Verilen görev 1: Yunan üniversitelerindeki ders kitabı sorununu anlatan yazıya göre "Çerçeve Kanunu" diye de bilinen kanunun sayısı nedir?

Kaynak metin:
<<<<

Azınlıkça 41
Kasım 2008
Fatih Nazifoğlu
Eylül ayından beri Trakya Dimokritos Üniversitesi Elektrik – Elektronik ve Bilgisayar Mühendisliği bölümünde yapmakta olduğum mastır sebebiyle, mastır program tüzüğünün Mühendislik Fakültesi dışında başka bir bölümden mezun olmuş mastır öğrencileri için – ki ben de bu öğrenci grubuna dahilim – mastır dersleri dışında zorunlu kıldığı dört bölüm dersinden ikisini takip etmek üzere haftanın belirli günlerinde İskeçe’ye gidiyorum. Son bir aydır ders başlamadan önce öğrenciler öğretim üyelerine hep aynı soruyu soruyor, “Ders kitapları ne zaman elimize geçecek?” Tahmin ediyorum ki bu ve buna benzer sorular bu yıl Yunanistan üniversitelerinin tamamında hâlâ soruluyor.
Öğrenci arkadaşlarımız sorunun nereden kaynaklandığını kesin anlamışlardır da, anlamayanlar için hemen anlatmaya başlayalım. İlk Meclis’e sunulduğunda da, 2007 yılı Mart ayında kabul edildiğinde de ve halen bugün bile öğrencilerin büyük tepkisini toplayan “Çerçeve Kanunu” (Νόμος Πλαίσιο) olarak da bilinen 3459/07 sayılı yüksek eğitim kurumlarının kurumsal yapı ve işleyişini düzenleyen bir kanun var. İşte yukarıda belirttiğim soru, bu yıl bu kanunun 15. maddesinin Yunanistan Millî Eğitim ve Dinişleri Bakanlığı tarafından uygulamaya konulmasından dolayı soruluyor.

>>>>

Verilen görev 2: Listede "- rsi-label[interactable]: RSI" bulunan satırdan "- volume-bar: [765, 275, 771, 301]" bulunan satıra kadar, bu satır da dahil, olan satırları yeniden yazın. Bu satırlarda "candle-body" yerine "mum-gövdesi" koyun, geri kalan her şey aynı kalsın.

Veri listesi:
<<<<

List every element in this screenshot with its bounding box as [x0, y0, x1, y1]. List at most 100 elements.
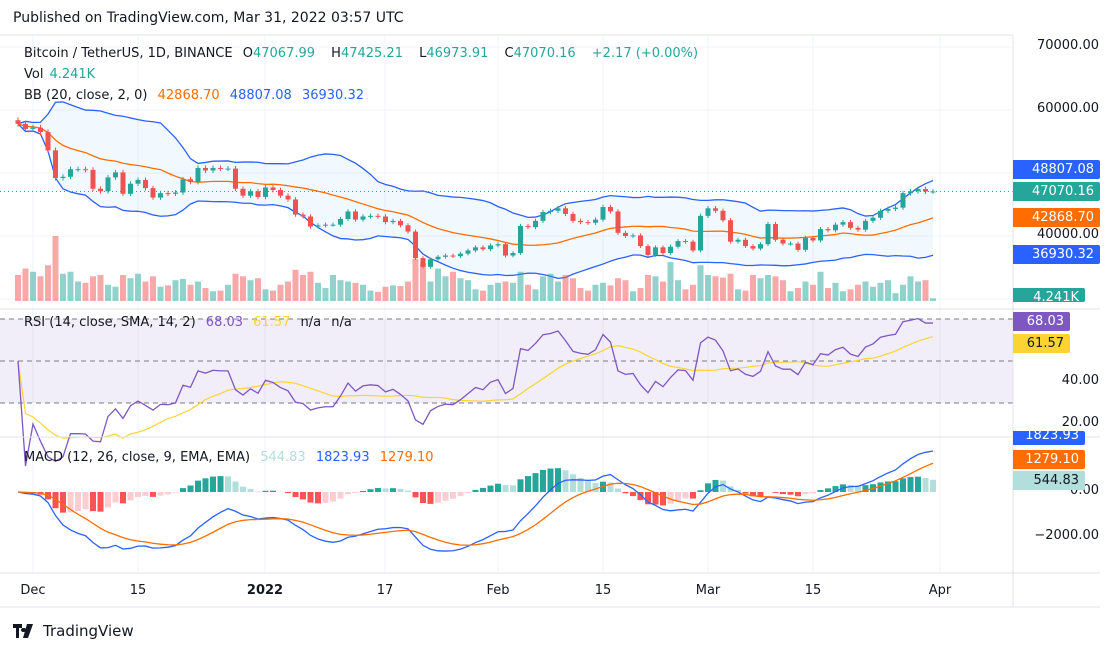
- rsi-label[interactable]: RSI (14, close, SMA, 14, 2): [24, 315, 196, 330]
- candle-body: [615, 211, 621, 233]
- volume-bar: [915, 281, 921, 301]
- bb-lower-tag: 36930.32: [1013, 245, 1100, 264]
- macd-legend: MACD (12, 26, close, 9, EMA, EMA) 544.83…: [24, 450, 440, 465]
- candle-body: [353, 211, 358, 220]
- candle-body: [390, 220, 396, 223]
- volume-legend: Vol 4.241K: [24, 67, 101, 82]
- macd-histogram-bar: [757, 492, 764, 497]
- macd-histogram-bar: [225, 476, 231, 492]
- volume-bar: [532, 289, 539, 301]
- volume-bar: [930, 298, 936, 301]
- volume-bar: [840, 291, 846, 301]
- candle-body: [443, 255, 448, 257]
- macd-histogram-bar: [450, 492, 456, 499]
- price-pane: [0, 101, 1013, 301]
- macd-histogram-bar: [300, 492, 306, 500]
- candle-body: [398, 220, 403, 226]
- candle-body: [608, 207, 613, 212]
- candle-body: [818, 229, 823, 241]
- macd-histogram-bar: [315, 492, 321, 504]
- candle-body: [15, 120, 21, 124]
- volume-bar: [607, 285, 614, 301]
- candle-body: [585, 222, 591, 224]
- volume-bar: [217, 290, 224, 301]
- volume-bar: [450, 271, 456, 301]
- volume-bar: [720, 277, 726, 301]
- candle-body: [495, 244, 501, 246]
- macd-histogram-bar: [690, 492, 696, 499]
- volume-bar: [727, 273, 734, 301]
- volume-bar: [765, 275, 771, 301]
- macd-histogram-bar: [465, 492, 471, 494]
- volume-bar: [345, 281, 351, 301]
- volume-bar: [637, 288, 644, 301]
- candle-body: [165, 193, 171, 195]
- bb-label[interactable]: BB (20, close, 2, 0): [24, 88, 148, 103]
- candle-body: [315, 225, 321, 227]
- candle-body: [98, 188, 103, 192]
- macd-histogram-bar: [532, 473, 539, 492]
- open-label: O: [242, 46, 253, 61]
- change-value: +2.17 (+0.00%): [591, 46, 699, 61]
- candle-body: [150, 188, 156, 198]
- volume-bar: [825, 288, 831, 301]
- tradingview-logo-icon: [13, 624, 33, 638]
- macd-histogram-bar: [307, 492, 314, 503]
- macd-histogram-bar: [210, 476, 216, 492]
- volume-bar: [735, 289, 741, 301]
- volume-bar: [112, 286, 119, 301]
- volume-bar: [900, 284, 906, 301]
- macd-histogram-bar: [735, 489, 741, 492]
- candle-body: [83, 169, 88, 171]
- volume-bar: [675, 280, 681, 301]
- bb-basis-value: 42868.70: [157, 88, 220, 103]
- macd-histogram-bar: [555, 468, 561, 492]
- volume-bar: [225, 284, 231, 301]
- macd-histogram-bar: [652, 492, 659, 505]
- macd-histogram-bar: [172, 492, 179, 493]
- candle-body: [105, 177, 111, 192]
- macd-histogram-bar: [922, 477, 929, 492]
- macd-histogram-bar: [817, 490, 824, 492]
- macd-histogram-bar: [622, 492, 629, 494]
- macd-histogram-bar: [915, 476, 921, 492]
- macd-histogram-bar: [292, 492, 299, 498]
- candle-body: [383, 216, 388, 223]
- volume-bar: [292, 269, 299, 301]
- macd-label[interactable]: MACD (12, 26, close, 9, EMA, EMA): [24, 450, 251, 465]
- macd-histogram-bar: [285, 492, 291, 494]
- macd-histogram-bar: [60, 492, 66, 513]
- macd-tag: 1823.93: [1013, 431, 1085, 445]
- volume-bar: [262, 289, 269, 301]
- x-tick: 15: [804, 583, 822, 598]
- volume-bar: [780, 280, 786, 301]
- volume-bar: [187, 284, 194, 301]
- candle-body: [878, 210, 883, 218]
- macd-histogram-bar: [637, 492, 644, 501]
- volume-bar: [247, 280, 254, 301]
- macd-tick: −2000.00: [1034, 528, 1099, 543]
- volume-label[interactable]: Vol: [24, 67, 44, 82]
- candle-body: [473, 247, 478, 251]
- volume-bar: [480, 290, 486, 301]
- candle-body: [503, 244, 508, 256]
- volume-bar: [750, 275, 756, 301]
- macd-histogram-bar: [855, 486, 861, 492]
- volume-bar: [367, 290, 374, 301]
- macd-histogram-bar: [112, 492, 119, 503]
- candle-body: [885, 208, 891, 211]
- candle-body: [300, 214, 306, 217]
- symbol-name[interactable]: Bitcoin / TetherUS, 1D, BINANCE: [24, 46, 233, 61]
- candle-body: [188, 179, 193, 182]
- macd-histogram-bar: [382, 488, 389, 492]
- macd-histogram-bar: [180, 488, 186, 492]
- macd-histogram-bar: [397, 488, 404, 492]
- volume-bar: [885, 280, 891, 301]
- volume-bar: [315, 282, 321, 301]
- volume-bar: [592, 284, 599, 301]
- macd-histogram-bar: [645, 492, 651, 505]
- bb-legend: BB (20, close, 2, 0) 42868.70 48807.08 3…: [24, 88, 370, 103]
- x-tick: Dec: [20, 583, 46, 598]
- tradingview-logo[interactable]: TradingView: [13, 622, 134, 640]
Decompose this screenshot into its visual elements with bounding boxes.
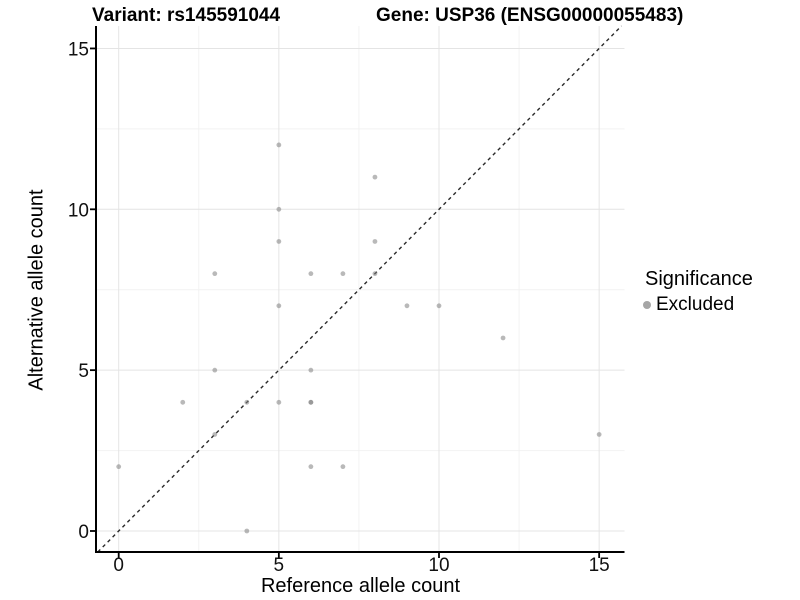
y-tick-label: 0 <box>78 522 89 543</box>
data-point <box>340 271 346 277</box>
x-tick-label: 5 <box>274 555 285 576</box>
excluded-point-icon <box>643 301 651 309</box>
data-point <box>500 335 506 341</box>
data-point <box>308 271 314 277</box>
data-point <box>596 432 602 437</box>
y-tick-label: 5 <box>78 361 89 382</box>
variant-title: Variant: rs145591044 <box>92 5 281 26</box>
data-point <box>372 239 378 244</box>
data-point <box>276 303 282 309</box>
legend-item-excluded: Excluded <box>643 294 753 316</box>
data-point <box>372 174 378 180</box>
data-point <box>436 303 442 309</box>
legend-item-label: Excluded <box>656 294 735 315</box>
x-tick-label: 0 <box>113 555 124 576</box>
data-point <box>276 399 282 405</box>
data-point <box>116 464 122 470</box>
x-axis-label: Reference allele count <box>260 575 460 597</box>
y-tick-label: 10 <box>68 200 89 221</box>
data-point <box>180 399 186 405</box>
data-point <box>212 367 218 373</box>
data-point <box>372 271 378 277</box>
data-point <box>276 142 282 148</box>
gene-title: Gene: USP36 (ENSG00000055483) <box>376 5 684 26</box>
legend-title: Significance <box>645 268 753 290</box>
legend: Significance Excluded <box>643 268 753 316</box>
data-point <box>244 399 250 405</box>
data-point <box>212 432 218 437</box>
x-tick-label: 15 <box>589 555 610 576</box>
data-point <box>276 206 282 212</box>
data-point <box>276 239 282 244</box>
y-axis-label: Alternative allele count <box>25 189 48 391</box>
data-point <box>340 464 346 470</box>
x-tick-label: 10 <box>428 555 449 576</box>
data-point <box>244 528 250 534</box>
data-point <box>212 271 218 277</box>
identity-line <box>97 25 622 553</box>
data-point <box>308 464 314 470</box>
data-point <box>404 303 410 309</box>
data-point <box>308 367 314 373</box>
y-tick-label: 15 <box>68 39 89 60</box>
data-point <box>308 399 314 405</box>
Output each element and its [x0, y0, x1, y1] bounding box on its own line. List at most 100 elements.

>>>>

Alıştırma cevabı 1: 3459/07

Alıştırma cevabı 2:
- rsi-label[interactable]: RSI (14, close, SMA, 14, 2): [24, 315, 196, 330]
- mum-gövdesi: [615, 211, 621, 233]
- volume-bar: [915, 281, 921, 301]
- bb-lower-tag: 36930.32: [1013, 245, 1100, 264]
- macd-legend: MACD (12, 26, close, 9, EMA, EMA) 544.83…: [24, 450, 440, 465]
- mum-gövdesi: [353, 211, 358, 220]
- mum-gövdesi: [390, 220, 396, 223]
- volume-legend: Vol 4.241K: [24, 67, 101, 82]
- macd-histogram-bar: [757, 492, 764, 497]
- macd-histogram-bar: [225, 476, 231, 492]
- volume-bar: [532, 289, 539, 301]
- volume-bar: [930, 298, 936, 301]
- volume-bar: [840, 291, 846, 301]
- mum-gövdesi: [443, 255, 448, 257]
- macd-histogram-bar: [450, 492, 456, 499]
- price-pane: [0, 101, 1013, 301]
- macd-histogram-bar: [300, 492, 306, 500]
- mum-gövdesi: [398, 220, 403, 226]
- mum-gövdesi: [608, 207, 613, 212]
- mum-gövdesi: [818, 229, 823, 241]
- macd-histogram-bar: [315, 492, 321, 504]
- mum-gövdesi: [15, 120, 21, 124]
- volume-bar: [607, 285, 614, 301]
- mum-gövdesi: [585, 222, 591, 224]
- volume-bar: [217, 290, 224, 301]
- volume-bar: [450, 271, 456, 301]
- volume-bar: [720, 277, 726, 301]
- mum-gövdesi: [495, 244, 501, 246]
- macd-histogram-bar: [690, 492, 696, 499]
- volume-bar: [727, 273, 734, 301]
- volume-bar: [765, 275, 771, 301]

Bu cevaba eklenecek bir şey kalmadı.